- _GIVEN PROBLEM_
Make an exact copy of the entries below with the pictures removed.

---- ENTRIES SHOWN

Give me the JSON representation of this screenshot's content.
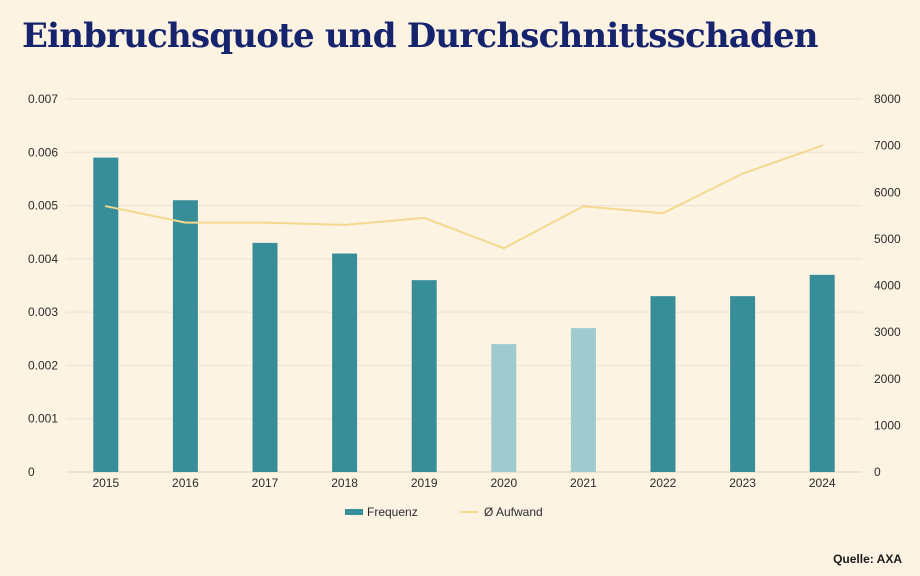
{
  "title": "Einbruchsquote und Durchschnittsschaden",
  "source": "Quelle: AXA",
  "colors": {
    "background": "#fdf3e3",
    "bar": "#378e99",
    "bar_light": "#9fcad0",
    "line": "#f2d98e",
    "title": "#16236d",
    "grid": "#e9e1d2"
  },
  "chart_data": {
    "type": "bar",
    "categories": [
      "2015",
      "2016",
      "2017",
      "2018",
      "2019",
      "2020",
      "2021",
      "2022",
      "2023",
      "2024"
    ],
    "series": [
      {
        "name": "Frequenz",
        "type": "bar",
        "axis": "left",
        "values": [
          0.0059,
          0.0051,
          0.0043,
          0.0041,
          0.0036,
          0.0024,
          0.0027,
          0.0033,
          0.0033,
          0.0037
        ],
        "highlight": [
          "normal",
          "normal",
          "normal",
          "normal",
          "normal",
          "light",
          "light",
          "normal",
          "normal",
          "normal"
        ]
      },
      {
        "name": "Ø Aufwand",
        "type": "line",
        "axis": "right",
        "values": [
          5700,
          5350,
          5350,
          5300,
          5450,
          4800,
          5700,
          5550,
          6400,
          7000
        ]
      }
    ],
    "y_left": {
      "ylim": [
        0,
        0.007
      ],
      "ticks": [
        "0",
        "0.001",
        "0.002",
        "0.003",
        "0.004",
        "0.005",
        "0.006",
        "0.007"
      ]
    },
    "y_right": {
      "ylim": [
        0,
        8000
      ],
      "ticks": [
        "0",
        "1000",
        "2000",
        "3000",
        "4000",
        "5000",
        "6000",
        "7000",
        "8000"
      ]
    },
    "grid": true,
    "legend": "bottom-center"
  }
}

--------

- _ANSWER TO THE EXERCISE_
Give me the JSON representation of this screenshot's content.
{
  "title": "Einbruchsquote und Durchschnittsschaden",
  "source": "Quelle: AXA",
  "colors": {
    "background": "#fdf3e3",
    "bar": "#378e99",
    "bar_light": "#9fcad0",
    "line": "#f2d98e",
    "title": "#16236d",
    "grid": "#e9e1d2"
  },
  "chart_data": {
    "type": "bar",
    "categories": [
      "2015",
      "2016",
      "2017",
      "2018",
      "2019",
      "2020",
      "2021",
      "2022",
      "2023",
      "2024"
    ],
    "series": [
      {
        "name": "Frequenz",
        "type": "bar",
        "axis": "left",
        "values": [
          0.0059,
          0.0051,
          0.0043,
          0.0041,
          0.0036,
          0.0024,
          0.0027,
          0.0033,
          0.0033,
          0.0037
        ],
        "highlight": [
          "normal",
          "normal",
          "normal",
          "normal",
          "normal",
          "light",
          "light",
          "normal",
          "normal",
          "normal"
        ]
      },
      {
        "name": "Ø Aufwand",
        "type": "line",
        "axis": "right",
        "values": [
          5700,
          5350,
          5350,
          5300,
          5450,
          4800,
          5700,
          5550,
          6400,
          7000
        ]
      }
    ],
    "y_left": {
      "ylim": [
        0,
        0.007
      ],
      "ticks": [
        "0",
        "0.001",
        "0.002",
        "0.003",
        "0.004",
        "0.005",
        "0.006",
        "0.007"
      ]
    },
    "y_right": {
      "ylim": [
        0,
        8000
      ],
      "ticks": [
        "0",
        "1000",
        "2000",
        "3000",
        "4000",
        "5000",
        "6000",
        "7000",
        "8000"
      ]
    },
    "grid": true,
    "legend": "bottom-center"
  }
}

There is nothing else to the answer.